Objective
Transcribe everything in the data word for word. Pictures are left out.

Items from a figure collection
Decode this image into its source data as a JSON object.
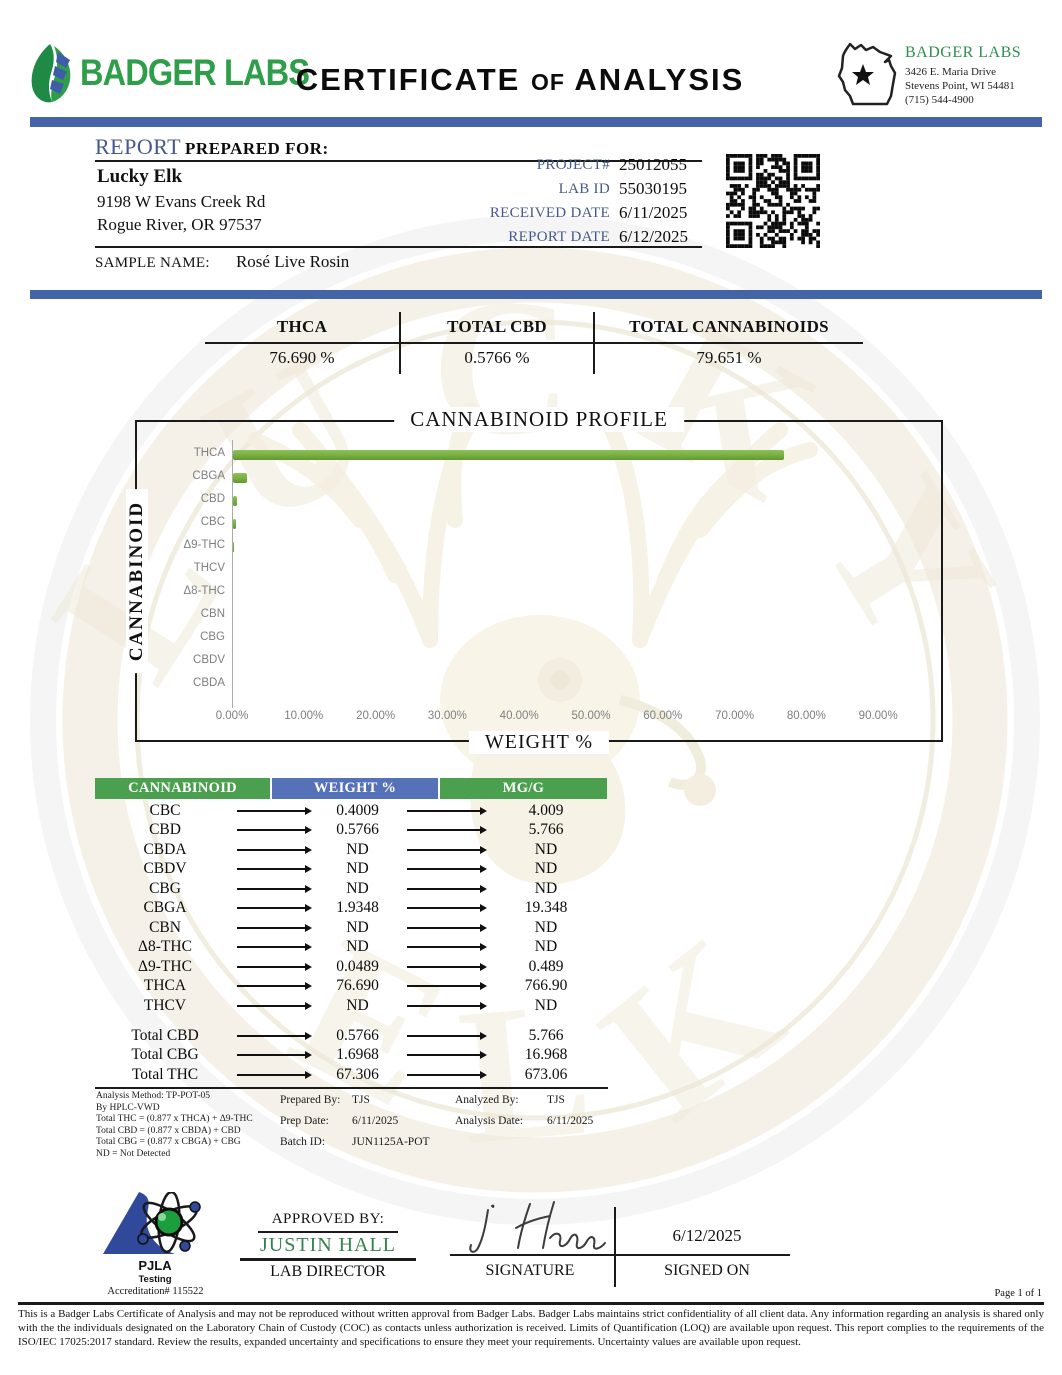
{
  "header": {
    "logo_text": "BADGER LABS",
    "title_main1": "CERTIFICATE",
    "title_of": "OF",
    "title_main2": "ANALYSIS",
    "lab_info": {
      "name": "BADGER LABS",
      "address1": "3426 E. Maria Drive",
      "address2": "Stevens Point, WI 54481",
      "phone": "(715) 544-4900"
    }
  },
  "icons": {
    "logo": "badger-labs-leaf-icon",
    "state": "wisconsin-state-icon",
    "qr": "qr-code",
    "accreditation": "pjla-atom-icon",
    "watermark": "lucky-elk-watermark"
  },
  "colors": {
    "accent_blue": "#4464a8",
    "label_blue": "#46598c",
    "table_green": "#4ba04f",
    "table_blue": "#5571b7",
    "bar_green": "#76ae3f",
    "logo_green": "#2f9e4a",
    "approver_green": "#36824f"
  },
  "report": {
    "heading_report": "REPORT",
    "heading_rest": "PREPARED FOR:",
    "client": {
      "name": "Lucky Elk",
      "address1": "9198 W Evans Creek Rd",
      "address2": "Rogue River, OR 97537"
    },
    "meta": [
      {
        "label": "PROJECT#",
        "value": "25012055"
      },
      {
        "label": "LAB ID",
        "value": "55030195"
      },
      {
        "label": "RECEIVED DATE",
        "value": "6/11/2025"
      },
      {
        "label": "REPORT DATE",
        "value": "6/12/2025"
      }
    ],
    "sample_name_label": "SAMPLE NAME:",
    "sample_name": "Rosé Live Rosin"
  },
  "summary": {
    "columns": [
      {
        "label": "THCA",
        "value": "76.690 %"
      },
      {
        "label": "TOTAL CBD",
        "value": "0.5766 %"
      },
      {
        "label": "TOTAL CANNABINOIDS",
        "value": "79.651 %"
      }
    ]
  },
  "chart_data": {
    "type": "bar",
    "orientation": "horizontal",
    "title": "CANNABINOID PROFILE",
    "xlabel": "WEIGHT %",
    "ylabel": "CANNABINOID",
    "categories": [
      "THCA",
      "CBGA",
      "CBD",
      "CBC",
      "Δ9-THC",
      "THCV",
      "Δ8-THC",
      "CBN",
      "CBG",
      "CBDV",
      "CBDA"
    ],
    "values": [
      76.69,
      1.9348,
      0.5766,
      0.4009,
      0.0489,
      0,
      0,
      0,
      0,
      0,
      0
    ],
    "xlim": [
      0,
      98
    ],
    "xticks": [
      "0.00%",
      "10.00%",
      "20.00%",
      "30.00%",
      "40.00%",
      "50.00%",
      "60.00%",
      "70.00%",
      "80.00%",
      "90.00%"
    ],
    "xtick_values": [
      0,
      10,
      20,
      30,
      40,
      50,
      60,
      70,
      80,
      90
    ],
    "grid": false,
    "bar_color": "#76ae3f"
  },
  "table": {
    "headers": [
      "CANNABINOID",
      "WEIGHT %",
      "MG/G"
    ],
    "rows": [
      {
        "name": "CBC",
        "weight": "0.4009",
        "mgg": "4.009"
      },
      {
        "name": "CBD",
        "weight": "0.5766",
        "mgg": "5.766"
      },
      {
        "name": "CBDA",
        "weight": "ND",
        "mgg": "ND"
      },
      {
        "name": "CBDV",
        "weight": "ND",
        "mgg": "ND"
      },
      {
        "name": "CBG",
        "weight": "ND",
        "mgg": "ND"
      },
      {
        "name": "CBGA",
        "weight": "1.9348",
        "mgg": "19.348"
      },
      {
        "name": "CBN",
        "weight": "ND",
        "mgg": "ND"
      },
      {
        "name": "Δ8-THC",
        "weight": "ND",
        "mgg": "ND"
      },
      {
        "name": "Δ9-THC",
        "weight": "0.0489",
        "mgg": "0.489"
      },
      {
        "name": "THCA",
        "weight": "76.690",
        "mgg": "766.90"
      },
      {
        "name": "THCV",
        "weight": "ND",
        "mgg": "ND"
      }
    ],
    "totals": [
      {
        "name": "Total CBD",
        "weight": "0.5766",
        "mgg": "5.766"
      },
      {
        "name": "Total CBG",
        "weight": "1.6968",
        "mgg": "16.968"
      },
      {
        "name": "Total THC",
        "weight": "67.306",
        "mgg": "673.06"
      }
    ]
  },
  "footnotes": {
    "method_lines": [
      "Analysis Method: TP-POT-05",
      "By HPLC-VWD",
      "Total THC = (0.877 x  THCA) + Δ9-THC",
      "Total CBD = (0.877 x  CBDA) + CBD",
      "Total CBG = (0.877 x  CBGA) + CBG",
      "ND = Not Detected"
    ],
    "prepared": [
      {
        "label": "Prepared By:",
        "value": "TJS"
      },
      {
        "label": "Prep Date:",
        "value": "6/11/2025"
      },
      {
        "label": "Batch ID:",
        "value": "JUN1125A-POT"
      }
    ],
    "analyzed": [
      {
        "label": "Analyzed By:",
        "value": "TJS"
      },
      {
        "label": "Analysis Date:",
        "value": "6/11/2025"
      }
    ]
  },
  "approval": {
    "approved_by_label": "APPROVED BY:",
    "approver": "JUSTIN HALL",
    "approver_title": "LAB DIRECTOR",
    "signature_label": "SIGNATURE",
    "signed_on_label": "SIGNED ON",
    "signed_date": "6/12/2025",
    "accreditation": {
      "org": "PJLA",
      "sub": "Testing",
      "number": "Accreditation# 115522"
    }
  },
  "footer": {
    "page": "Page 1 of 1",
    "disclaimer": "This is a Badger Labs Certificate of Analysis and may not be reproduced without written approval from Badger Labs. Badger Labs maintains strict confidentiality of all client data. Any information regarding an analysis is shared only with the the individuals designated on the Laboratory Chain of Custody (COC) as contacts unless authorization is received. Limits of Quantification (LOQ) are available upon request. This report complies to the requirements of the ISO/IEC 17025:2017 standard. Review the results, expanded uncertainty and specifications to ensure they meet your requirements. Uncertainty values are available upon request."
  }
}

Answer to this task
Decode this image into its source data as a JSON object.
{
  "header": {
    "logo_text": "BADGER LABS",
    "title_main1": "CERTIFICATE",
    "title_of": "OF",
    "title_main2": "ANALYSIS",
    "lab_info": {
      "name": "BADGER LABS",
      "address1": "3426 E. Maria Drive",
      "address2": "Stevens Point, WI 54481",
      "phone": "(715) 544-4900"
    }
  },
  "icons": {
    "logo": "badger-labs-leaf-icon",
    "state": "wisconsin-state-icon",
    "qr": "qr-code",
    "accreditation": "pjla-atom-icon",
    "watermark": "lucky-elk-watermark"
  },
  "colors": {
    "accent_blue": "#4464a8",
    "label_blue": "#46598c",
    "table_green": "#4ba04f",
    "table_blue": "#5571b7",
    "bar_green": "#76ae3f",
    "logo_green": "#2f9e4a",
    "approver_green": "#36824f"
  },
  "report": {
    "heading_report": "REPORT",
    "heading_rest": "PREPARED FOR:",
    "client": {
      "name": "Lucky Elk",
      "address1": "9198 W Evans Creek Rd",
      "address2": "Rogue River, OR 97537"
    },
    "meta": [
      {
        "label": "PROJECT#",
        "value": "25012055"
      },
      {
        "label": "LAB ID",
        "value": "55030195"
      },
      {
        "label": "RECEIVED DATE",
        "value": "6/11/2025"
      },
      {
        "label": "REPORT DATE",
        "value": "6/12/2025"
      }
    ],
    "sample_name_label": "SAMPLE NAME:",
    "sample_name": "Rosé Live Rosin"
  },
  "summary": {
    "columns": [
      {
        "label": "THCA",
        "value": "76.690 %"
      },
      {
        "label": "TOTAL CBD",
        "value": "0.5766 %"
      },
      {
        "label": "TOTAL CANNABINOIDS",
        "value": "79.651 %"
      }
    ]
  },
  "chart_data": {
    "type": "bar",
    "orientation": "horizontal",
    "title": "CANNABINOID PROFILE",
    "xlabel": "WEIGHT %",
    "ylabel": "CANNABINOID",
    "categories": [
      "THCA",
      "CBGA",
      "CBD",
      "CBC",
      "Δ9-THC",
      "THCV",
      "Δ8-THC",
      "CBN",
      "CBG",
      "CBDV",
      "CBDA"
    ],
    "values": [
      76.69,
      1.9348,
      0.5766,
      0.4009,
      0.0489,
      0,
      0,
      0,
      0,
      0,
      0
    ],
    "xlim": [
      0,
      98
    ],
    "xticks": [
      "0.00%",
      "10.00%",
      "20.00%",
      "30.00%",
      "40.00%",
      "50.00%",
      "60.00%",
      "70.00%",
      "80.00%",
      "90.00%"
    ],
    "xtick_values": [
      0,
      10,
      20,
      30,
      40,
      50,
      60,
      70,
      80,
      90
    ],
    "grid": false,
    "bar_color": "#76ae3f"
  },
  "table": {
    "headers": [
      "CANNABINOID",
      "WEIGHT %",
      "MG/G"
    ],
    "rows": [
      {
        "name": "CBC",
        "weight": "0.4009",
        "mgg": "4.009"
      },
      {
        "name": "CBD",
        "weight": "0.5766",
        "mgg": "5.766"
      },
      {
        "name": "CBDA",
        "weight": "ND",
        "mgg": "ND"
      },
      {
        "name": "CBDV",
        "weight": "ND",
        "mgg": "ND"
      },
      {
        "name": "CBG",
        "weight": "ND",
        "mgg": "ND"
      },
      {
        "name": "CBGA",
        "weight": "1.9348",
        "mgg": "19.348"
      },
      {
        "name": "CBN",
        "weight": "ND",
        "mgg": "ND"
      },
      {
        "name": "Δ8-THC",
        "weight": "ND",
        "mgg": "ND"
      },
      {
        "name": "Δ9-THC",
        "weight": "0.0489",
        "mgg": "0.489"
      },
      {
        "name": "THCA",
        "weight": "76.690",
        "mgg": "766.90"
      },
      {
        "name": "THCV",
        "weight": "ND",
        "mgg": "ND"
      }
    ],
    "totals": [
      {
        "name": "Total CBD",
        "weight": "0.5766",
        "mgg": "5.766"
      },
      {
        "name": "Total CBG",
        "weight": "1.6968",
        "mgg": "16.968"
      },
      {
        "name": "Total THC",
        "weight": "67.306",
        "mgg": "673.06"
      }
    ]
  },
  "footnotes": {
    "method_lines": [
      "Analysis Method: TP-POT-05",
      "By HPLC-VWD",
      "Total THC = (0.877 x  THCA) + Δ9-THC",
      "Total CBD = (0.877 x  CBDA) + CBD",
      "Total CBG = (0.877 x  CBGA) + CBG",
      "ND = Not Detected"
    ],
    "prepared": [
      {
        "label": "Prepared By:",
        "value": "TJS"
      },
      {
        "label": "Prep Date:",
        "value": "6/11/2025"
      },
      {
        "label": "Batch ID:",
        "value": "JUN1125A-POT"
      }
    ],
    "analyzed": [
      {
        "label": "Analyzed By:",
        "value": "TJS"
      },
      {
        "label": "Analysis Date:",
        "value": "6/11/2025"
      }
    ]
  },
  "approval": {
    "approved_by_label": "APPROVED BY:",
    "approver": "JUSTIN HALL",
    "approver_title": "LAB DIRECTOR",
    "signature_label": "SIGNATURE",
    "signed_on_label": "SIGNED ON",
    "signed_date": "6/12/2025",
    "accreditation": {
      "org": "PJLA",
      "sub": "Testing",
      "number": "Accreditation# 115522"
    }
  },
  "footer": {
    "page": "Page 1 of 1",
    "disclaimer": "This is a Badger Labs Certificate of Analysis and may not be reproduced without written approval from Badger Labs. Badger Labs maintains strict confidentiality of all client data. Any information regarding an analysis is shared only with the the individuals designated on the Laboratory Chain of Custody (COC) as contacts unless authorization is received. Limits of Quantification (LOQ) are available upon request. This report complies to the requirements of the ISO/IEC 17025:2017 standard. Review the results, expanded uncertainty and specifications to ensure they meet your requirements. Uncertainty values are available upon request."
  }
}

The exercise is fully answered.